**Consigne:**
Veuillez reproduire à l’identique le passage de la critique de L’interrogatoire qui commence par « Lorsque Ryszard Bugajski » et se termine par « planète. Ou presque. ».

**Extrait:**
[L’INTERROGATOIRE] Ryszard Bugajski, 1989

Lorsque Ryszard Bugajski présente son second long-métrage L’interrogatoire à la commission de censure polonaise en 1981, c’est une bobine brûlante qu’il glisse entre les mains de ces messieurs. En remuant dans le purin politique de son pays, la sanction sera inévitable et le soutien d’Andrej Wajda n’y pourra rien: son œuvre sera menottée et effacée de la surface de la planète. Ou presque.

PAR JEREMIE MARCHETTI

Sauvegardées in extremis, des copies vidéos de L’interrogatoire circulaient sur le territoire, objet interdit et secret de polichinelle dont on nourrissait les magnétoscopes, comme un impitoyable rappel à la réalité, un geste de révolution sur bande magnétique. Et pourtant, ce film se déroule en 1952 : passé ou pas, la vision impitoyable des méfaits du communisme stalinien réveillait les fantômes dans un pays encore sensible. En 1989, la chute du bloc soviétique permet la libération du film de Bugajski : présenté à Cannes, il fera sensation, pris en sandwich entre deux Kieslowski. Puis, l’oubli, absolu, profond. Prévisible peut-être…

Femme libre, chanteuse légère, Tonia mène une vie bohème et arrosée, faisant une tournée rutilante dans une troupe d’artistes. Peu après une représentation, elle délaisse son mari et trouve le chemin de deux gaillards au sourire de requin. On la fait boire, encore, et encore. Et encore. Assez pour ne plus se rendre compte qu’on l’envoie derrière les barreaux après une fouille complète. Lorsque la jeune femme se réveille sur une pile de corps endoloris, il est déjà trop tard. Bien qu’innocente, elle est, comme la plupart des femmes autour d’elle, accusée à tort d’espionnage. Les questions sont nombreuses, absurdes, violentes. Les conditions sont terribles : qu’importe la réalité, ce que la jeune femme a fait ou non, il faut une coupable.

Mais Tonia n’est pas une martyr facile : lorsqu’elle arrive dans sa cellule, elle n’hésite pas à dédramatiser, se rapproche de ses camarades, fait tout pour oublier les hurlements que l’on entend au-dehors. Ses bourreaux la force à signer une fausse confession : l’un use de la force, l’autre tente de la persuader par une douceur feinte. Mais il faudra plus à la prisonnière, tour à tour déshabillée, molestée, noyée, menacée. Comme ces quelques graines coincées dans un grillage et arrosées de crachats, alors encore capables encore de germer, l’espoir se cache dans l’eau croupi, les visages épuisés, les corps en miettes.

**Données à analyser:**
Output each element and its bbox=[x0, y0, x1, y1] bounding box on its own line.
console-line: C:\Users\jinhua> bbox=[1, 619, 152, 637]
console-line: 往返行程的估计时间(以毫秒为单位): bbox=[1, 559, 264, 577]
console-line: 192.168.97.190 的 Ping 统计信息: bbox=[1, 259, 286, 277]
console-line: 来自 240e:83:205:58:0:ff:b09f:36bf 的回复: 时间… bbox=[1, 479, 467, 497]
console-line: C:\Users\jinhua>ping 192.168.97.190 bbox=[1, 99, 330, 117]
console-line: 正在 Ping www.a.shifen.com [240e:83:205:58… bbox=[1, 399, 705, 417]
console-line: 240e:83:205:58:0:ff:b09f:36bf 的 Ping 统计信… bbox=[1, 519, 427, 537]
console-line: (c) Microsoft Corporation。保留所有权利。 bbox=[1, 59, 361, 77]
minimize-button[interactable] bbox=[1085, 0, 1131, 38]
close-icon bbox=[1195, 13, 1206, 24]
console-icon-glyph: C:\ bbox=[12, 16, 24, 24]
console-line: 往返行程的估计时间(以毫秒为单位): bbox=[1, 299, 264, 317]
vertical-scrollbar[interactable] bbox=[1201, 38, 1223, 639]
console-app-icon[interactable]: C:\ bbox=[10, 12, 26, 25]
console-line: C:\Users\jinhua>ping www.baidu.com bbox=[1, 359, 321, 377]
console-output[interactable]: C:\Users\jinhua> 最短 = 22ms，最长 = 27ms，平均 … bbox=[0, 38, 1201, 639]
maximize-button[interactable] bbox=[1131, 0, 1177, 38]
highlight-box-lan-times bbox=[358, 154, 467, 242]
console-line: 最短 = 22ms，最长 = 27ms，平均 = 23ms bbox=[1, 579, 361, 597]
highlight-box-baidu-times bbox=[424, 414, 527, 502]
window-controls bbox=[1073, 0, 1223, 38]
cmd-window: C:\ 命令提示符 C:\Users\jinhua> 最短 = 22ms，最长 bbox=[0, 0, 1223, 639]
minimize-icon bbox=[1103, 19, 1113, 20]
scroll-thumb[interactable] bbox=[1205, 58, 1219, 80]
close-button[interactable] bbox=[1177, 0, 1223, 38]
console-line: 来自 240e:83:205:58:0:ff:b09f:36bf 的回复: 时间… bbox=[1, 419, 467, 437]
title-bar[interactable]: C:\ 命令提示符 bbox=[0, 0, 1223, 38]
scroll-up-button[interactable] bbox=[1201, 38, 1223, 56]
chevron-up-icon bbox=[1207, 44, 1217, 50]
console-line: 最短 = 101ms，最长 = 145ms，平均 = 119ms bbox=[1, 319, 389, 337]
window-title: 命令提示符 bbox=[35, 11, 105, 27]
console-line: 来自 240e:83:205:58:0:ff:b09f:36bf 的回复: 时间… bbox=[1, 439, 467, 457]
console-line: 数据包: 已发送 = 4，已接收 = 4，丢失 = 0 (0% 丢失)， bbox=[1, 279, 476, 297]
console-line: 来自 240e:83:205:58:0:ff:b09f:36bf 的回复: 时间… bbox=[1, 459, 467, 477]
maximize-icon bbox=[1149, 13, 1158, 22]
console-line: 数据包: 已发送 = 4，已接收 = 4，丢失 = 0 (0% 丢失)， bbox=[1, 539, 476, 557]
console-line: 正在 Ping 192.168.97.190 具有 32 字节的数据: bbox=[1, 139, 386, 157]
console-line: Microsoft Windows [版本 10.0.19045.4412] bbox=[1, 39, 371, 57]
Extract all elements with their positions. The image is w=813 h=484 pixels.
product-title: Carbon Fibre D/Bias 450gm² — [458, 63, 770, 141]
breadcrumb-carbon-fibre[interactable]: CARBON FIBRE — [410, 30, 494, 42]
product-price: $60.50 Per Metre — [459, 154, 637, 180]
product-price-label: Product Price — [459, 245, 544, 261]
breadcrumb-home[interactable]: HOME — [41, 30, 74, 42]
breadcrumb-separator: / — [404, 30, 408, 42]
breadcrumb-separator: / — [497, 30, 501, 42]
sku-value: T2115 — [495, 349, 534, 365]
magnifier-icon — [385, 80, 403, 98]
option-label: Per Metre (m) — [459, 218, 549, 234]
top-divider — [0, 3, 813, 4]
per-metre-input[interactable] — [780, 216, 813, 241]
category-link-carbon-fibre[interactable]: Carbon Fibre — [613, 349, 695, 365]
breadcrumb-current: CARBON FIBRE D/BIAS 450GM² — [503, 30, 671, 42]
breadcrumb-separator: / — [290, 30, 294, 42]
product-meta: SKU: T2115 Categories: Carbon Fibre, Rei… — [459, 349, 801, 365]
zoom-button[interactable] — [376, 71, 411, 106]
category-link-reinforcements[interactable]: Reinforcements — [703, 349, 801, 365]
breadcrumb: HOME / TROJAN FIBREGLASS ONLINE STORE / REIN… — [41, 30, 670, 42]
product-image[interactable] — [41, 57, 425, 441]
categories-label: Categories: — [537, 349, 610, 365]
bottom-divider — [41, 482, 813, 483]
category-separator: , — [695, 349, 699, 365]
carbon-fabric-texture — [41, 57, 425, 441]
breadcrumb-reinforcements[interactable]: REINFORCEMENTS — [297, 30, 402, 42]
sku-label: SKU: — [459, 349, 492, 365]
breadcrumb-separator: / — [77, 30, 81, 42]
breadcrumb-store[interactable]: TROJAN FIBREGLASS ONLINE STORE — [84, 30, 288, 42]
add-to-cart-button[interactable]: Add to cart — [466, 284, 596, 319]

**Résultat obtenu:**
Lorsque Ryszard Bugajski présente son second long-métrage L’interrogatoire à la commission de censure polonaise en 1981, c’est une bobine brûlante qu’il glisse entre les mains de ces messieurs. En remuant dans le purin politique de son pays, la sanction sera inévitable et le soutien d’Andrej Wajda n’y pourra rien: son œuvre sera menottée et effacée de la surface de la planète. Ou presque.